• **WORK INSTRUCTIONS**: Pick out the lines below with "cases" and list them.

[Saved entries]
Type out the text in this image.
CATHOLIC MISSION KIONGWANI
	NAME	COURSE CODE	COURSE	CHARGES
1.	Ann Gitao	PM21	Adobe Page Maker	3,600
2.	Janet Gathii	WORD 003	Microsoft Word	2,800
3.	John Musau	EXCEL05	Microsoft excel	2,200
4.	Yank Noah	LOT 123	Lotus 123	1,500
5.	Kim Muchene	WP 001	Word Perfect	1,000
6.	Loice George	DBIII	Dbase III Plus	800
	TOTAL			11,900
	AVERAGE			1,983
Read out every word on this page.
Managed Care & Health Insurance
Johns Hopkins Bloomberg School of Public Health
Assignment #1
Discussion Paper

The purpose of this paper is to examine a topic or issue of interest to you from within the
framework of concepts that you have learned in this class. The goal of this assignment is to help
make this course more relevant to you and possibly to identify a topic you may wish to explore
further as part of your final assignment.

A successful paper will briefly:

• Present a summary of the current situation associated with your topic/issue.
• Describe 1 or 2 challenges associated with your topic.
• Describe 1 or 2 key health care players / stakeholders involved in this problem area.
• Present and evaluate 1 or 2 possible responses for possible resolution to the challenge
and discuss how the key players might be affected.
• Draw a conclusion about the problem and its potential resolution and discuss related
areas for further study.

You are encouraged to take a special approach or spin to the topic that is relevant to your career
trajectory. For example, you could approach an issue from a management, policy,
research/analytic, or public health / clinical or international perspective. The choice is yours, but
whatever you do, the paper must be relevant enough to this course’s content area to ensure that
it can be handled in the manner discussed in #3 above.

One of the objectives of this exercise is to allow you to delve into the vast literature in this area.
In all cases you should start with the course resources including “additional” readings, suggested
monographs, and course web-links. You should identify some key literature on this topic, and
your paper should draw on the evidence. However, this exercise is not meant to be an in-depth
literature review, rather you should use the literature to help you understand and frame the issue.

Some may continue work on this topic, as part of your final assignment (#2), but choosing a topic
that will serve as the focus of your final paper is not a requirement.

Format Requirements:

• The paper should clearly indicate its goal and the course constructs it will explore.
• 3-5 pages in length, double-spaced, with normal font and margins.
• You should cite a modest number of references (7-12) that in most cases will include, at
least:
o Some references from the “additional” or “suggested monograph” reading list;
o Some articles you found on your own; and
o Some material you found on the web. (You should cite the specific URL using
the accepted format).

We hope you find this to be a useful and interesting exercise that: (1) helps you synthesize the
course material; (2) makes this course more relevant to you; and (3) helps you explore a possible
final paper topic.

• **FINISHED EXERCISE**:
In all cases you should start with the course resources including “additional” readings, suggested
• You should cite a modest number of references (7-12) that in most cases will include, at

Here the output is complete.